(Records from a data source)
#####

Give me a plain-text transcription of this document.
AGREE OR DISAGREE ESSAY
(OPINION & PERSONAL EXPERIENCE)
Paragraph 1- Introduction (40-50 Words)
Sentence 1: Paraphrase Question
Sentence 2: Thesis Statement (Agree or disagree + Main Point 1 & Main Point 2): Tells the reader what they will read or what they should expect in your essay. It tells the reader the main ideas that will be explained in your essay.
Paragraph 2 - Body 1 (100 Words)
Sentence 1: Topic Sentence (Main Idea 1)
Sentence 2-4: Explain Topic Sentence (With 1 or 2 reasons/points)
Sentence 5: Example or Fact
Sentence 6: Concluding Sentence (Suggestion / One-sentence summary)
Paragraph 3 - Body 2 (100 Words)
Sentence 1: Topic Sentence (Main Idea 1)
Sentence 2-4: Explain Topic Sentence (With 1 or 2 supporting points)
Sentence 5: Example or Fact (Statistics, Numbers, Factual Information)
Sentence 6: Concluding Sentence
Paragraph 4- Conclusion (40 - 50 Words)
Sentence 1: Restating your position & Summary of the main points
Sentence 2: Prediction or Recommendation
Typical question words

#####

What needs to be done
Write the listing out again, exactly as it reads.

Answer to this exercise
Give me a plain-text transcription of this document.
AGREE OR DISAGREE ESSAY
(OPINION & PERSONAL EXPERIENCE)
Paragraph 1- Introduction (40-50 Words)
Sentence 1: Paraphrase Question
Sentence 2: Thesis Statement (Agree or disagree + Main Point 1 & Main Point 2): Tells the reader what they will read or what they should expect in your essay. It tells the reader the main ideas that will be explained in your essay.
Paragraph 2 - Body 1 (100 Words)
Sentence 1: Topic Sentence (Main Idea 1)
Sentence 2-4: Explain Topic Sentence (With 1 or 2 reasons/points)
Sentence 5: Example or Fact
Sentence 6: Concluding Sentence (Suggestion / One-sentence summary)
Paragraph 3 - Body 2 (100 Words)
Sentence 1: Topic Sentence (Main Idea 1)
Sentence 2-4: Explain Topic Sentence (With 1 or 2 supporting points)
Sentence 5: Example or Fact (Statistics, Numbers, Factual Information)
Sentence 6: Concluding Sentence
Paragraph 4- Conclusion (40 - 50 Words)
Sentence 1: Restating your position & Summary of the main points
Sentence 2: Prediction or Recommendation
Typical question words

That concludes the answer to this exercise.